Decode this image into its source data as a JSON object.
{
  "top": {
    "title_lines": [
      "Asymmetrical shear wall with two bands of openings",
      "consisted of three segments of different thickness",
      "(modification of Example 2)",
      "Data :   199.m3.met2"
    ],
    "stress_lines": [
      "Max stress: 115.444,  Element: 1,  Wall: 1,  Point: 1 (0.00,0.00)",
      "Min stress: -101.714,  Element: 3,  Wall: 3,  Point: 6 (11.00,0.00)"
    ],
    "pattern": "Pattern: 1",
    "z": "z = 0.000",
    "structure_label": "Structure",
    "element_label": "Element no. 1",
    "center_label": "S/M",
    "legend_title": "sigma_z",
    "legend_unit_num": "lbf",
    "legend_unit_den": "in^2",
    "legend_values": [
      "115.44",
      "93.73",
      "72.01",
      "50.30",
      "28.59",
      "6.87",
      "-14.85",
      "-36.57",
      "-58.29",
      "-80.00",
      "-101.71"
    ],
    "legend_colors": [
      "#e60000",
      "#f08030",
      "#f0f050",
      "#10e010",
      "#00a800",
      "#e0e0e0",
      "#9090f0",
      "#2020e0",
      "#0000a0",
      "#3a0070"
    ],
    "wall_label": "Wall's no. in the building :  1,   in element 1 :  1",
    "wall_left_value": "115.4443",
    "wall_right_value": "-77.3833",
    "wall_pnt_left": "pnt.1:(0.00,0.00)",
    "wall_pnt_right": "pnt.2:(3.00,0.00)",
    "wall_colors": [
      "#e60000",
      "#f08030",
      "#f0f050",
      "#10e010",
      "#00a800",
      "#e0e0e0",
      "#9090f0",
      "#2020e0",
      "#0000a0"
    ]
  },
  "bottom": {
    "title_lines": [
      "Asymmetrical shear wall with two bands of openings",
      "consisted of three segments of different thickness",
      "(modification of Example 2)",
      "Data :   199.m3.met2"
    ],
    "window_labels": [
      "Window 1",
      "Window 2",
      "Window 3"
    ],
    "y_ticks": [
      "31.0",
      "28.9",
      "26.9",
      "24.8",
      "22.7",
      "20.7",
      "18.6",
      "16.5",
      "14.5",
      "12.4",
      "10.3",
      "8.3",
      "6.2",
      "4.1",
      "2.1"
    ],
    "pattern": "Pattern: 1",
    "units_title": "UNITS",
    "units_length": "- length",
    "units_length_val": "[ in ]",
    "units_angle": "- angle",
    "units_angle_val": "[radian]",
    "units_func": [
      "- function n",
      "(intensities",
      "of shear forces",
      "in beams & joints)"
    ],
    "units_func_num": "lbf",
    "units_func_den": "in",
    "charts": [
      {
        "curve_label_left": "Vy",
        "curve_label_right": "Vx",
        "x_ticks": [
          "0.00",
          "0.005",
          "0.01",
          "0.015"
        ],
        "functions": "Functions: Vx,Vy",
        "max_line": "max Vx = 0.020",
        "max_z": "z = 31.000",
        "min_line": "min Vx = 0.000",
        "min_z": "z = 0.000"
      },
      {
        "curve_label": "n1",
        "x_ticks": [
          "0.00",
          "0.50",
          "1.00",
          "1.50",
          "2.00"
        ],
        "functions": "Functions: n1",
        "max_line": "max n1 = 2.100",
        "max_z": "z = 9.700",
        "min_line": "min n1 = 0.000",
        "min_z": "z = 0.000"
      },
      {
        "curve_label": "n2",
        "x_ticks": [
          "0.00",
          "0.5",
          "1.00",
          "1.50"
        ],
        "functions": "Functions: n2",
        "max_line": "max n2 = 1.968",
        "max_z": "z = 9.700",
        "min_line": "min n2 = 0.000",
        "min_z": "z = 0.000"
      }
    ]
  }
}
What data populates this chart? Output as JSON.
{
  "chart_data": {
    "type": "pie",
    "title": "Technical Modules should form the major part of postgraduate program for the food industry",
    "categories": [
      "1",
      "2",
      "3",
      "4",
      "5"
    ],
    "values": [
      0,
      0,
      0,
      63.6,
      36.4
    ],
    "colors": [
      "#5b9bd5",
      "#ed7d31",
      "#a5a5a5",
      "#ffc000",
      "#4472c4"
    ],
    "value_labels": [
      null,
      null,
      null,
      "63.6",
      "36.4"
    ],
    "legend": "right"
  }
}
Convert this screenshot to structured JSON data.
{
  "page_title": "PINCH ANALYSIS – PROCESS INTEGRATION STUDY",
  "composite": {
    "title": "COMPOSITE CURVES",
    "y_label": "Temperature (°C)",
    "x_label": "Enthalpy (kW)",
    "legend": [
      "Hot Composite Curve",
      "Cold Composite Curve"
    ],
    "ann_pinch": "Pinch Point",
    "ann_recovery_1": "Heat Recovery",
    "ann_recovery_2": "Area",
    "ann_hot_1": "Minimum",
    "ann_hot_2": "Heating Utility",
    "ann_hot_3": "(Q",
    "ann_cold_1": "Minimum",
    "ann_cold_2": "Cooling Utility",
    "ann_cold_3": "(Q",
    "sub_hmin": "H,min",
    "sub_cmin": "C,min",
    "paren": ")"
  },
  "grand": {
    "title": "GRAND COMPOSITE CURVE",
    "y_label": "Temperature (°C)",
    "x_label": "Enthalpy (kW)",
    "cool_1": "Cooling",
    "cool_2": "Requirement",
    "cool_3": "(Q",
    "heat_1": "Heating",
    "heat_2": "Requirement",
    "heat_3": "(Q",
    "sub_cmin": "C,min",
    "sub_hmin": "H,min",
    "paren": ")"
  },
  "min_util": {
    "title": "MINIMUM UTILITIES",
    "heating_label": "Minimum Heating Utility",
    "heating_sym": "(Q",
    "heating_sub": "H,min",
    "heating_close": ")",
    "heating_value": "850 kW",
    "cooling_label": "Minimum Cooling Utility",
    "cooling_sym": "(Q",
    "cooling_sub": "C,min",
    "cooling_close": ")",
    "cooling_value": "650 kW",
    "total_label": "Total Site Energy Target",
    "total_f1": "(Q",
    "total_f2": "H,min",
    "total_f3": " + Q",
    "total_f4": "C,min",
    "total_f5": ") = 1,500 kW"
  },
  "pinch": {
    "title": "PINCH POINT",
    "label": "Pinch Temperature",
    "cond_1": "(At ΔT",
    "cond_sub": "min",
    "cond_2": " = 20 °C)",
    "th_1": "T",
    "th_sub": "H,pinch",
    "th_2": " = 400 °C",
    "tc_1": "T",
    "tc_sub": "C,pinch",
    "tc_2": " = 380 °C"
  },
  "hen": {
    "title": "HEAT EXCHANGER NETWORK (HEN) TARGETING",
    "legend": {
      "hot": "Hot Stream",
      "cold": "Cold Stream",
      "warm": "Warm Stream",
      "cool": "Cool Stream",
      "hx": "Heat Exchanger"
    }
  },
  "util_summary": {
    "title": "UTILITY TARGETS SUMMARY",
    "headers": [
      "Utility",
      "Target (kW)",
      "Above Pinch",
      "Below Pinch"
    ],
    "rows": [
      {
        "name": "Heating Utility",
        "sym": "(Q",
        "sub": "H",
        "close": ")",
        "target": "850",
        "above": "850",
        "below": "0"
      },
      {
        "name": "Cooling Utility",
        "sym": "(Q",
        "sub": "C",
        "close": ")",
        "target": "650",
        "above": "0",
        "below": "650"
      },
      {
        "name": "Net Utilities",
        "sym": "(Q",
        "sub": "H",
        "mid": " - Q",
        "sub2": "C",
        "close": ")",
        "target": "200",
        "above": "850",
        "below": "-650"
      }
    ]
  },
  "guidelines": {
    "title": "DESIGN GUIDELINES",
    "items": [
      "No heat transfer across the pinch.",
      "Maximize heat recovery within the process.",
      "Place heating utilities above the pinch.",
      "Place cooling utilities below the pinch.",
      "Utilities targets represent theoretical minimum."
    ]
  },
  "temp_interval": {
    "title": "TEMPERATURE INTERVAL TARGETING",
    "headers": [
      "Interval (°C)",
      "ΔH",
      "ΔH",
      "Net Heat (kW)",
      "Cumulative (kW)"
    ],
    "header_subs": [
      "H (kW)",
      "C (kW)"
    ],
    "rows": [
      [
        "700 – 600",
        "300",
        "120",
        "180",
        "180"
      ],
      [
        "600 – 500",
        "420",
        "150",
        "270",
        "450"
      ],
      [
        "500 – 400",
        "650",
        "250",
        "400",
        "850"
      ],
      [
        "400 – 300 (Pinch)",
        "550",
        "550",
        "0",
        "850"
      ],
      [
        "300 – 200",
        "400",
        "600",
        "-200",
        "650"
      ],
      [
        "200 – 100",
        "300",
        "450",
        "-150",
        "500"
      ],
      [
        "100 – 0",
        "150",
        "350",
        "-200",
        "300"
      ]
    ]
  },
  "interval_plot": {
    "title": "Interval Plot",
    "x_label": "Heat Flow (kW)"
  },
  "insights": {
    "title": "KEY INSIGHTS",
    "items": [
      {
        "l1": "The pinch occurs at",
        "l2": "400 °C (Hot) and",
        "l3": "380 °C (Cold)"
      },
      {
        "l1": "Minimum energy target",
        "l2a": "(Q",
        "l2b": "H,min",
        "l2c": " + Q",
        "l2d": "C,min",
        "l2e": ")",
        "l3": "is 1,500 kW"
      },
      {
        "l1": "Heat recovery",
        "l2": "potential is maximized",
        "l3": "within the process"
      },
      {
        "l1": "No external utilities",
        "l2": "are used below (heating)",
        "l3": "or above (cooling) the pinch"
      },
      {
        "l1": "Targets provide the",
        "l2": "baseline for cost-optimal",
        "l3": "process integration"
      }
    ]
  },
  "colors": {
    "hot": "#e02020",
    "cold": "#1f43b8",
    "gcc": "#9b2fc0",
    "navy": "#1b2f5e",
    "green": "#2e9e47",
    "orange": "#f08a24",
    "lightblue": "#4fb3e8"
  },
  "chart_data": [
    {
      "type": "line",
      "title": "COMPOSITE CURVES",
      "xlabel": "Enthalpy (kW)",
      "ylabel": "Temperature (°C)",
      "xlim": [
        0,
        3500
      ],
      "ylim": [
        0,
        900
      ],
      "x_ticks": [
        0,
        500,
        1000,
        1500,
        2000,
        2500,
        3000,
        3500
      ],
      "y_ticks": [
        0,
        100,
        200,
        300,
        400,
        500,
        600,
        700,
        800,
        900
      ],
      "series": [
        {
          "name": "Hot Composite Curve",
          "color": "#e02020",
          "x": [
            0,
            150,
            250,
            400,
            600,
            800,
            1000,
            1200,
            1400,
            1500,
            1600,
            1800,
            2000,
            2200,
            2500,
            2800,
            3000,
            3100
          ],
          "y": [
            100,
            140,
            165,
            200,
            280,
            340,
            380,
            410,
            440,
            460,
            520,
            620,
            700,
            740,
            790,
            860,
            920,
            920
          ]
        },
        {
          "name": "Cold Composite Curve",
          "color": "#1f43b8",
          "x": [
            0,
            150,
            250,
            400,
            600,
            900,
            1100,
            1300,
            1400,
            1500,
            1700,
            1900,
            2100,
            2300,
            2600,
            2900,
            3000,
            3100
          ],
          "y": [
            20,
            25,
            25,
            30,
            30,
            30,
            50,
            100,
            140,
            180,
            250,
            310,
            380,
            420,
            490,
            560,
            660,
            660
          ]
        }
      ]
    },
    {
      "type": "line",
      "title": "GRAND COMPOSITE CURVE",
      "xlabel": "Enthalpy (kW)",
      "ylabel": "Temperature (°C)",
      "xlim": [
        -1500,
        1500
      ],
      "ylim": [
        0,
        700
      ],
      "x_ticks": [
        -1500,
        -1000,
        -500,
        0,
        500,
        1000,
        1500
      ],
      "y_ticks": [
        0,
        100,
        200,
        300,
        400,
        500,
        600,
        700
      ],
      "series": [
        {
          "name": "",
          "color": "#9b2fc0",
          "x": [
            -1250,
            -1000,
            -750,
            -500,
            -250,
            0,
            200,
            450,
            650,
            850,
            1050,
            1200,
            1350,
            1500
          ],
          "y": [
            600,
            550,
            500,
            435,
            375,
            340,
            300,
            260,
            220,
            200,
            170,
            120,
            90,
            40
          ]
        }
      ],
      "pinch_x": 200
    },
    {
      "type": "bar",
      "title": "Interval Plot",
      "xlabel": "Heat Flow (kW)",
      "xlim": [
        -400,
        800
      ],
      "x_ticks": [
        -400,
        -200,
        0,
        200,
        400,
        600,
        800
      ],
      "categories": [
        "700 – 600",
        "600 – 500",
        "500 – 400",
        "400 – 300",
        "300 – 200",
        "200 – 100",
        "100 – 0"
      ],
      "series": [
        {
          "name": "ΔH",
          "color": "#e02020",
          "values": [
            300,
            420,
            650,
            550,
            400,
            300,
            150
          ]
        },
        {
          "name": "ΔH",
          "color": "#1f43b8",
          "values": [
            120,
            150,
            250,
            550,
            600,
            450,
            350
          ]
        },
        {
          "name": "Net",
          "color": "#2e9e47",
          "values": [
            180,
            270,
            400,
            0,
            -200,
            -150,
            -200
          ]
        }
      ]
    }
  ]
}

======

### WHAT IS ASKED
State how many lines include the string "type", and nothing more.

### RIGHT ANSWER
4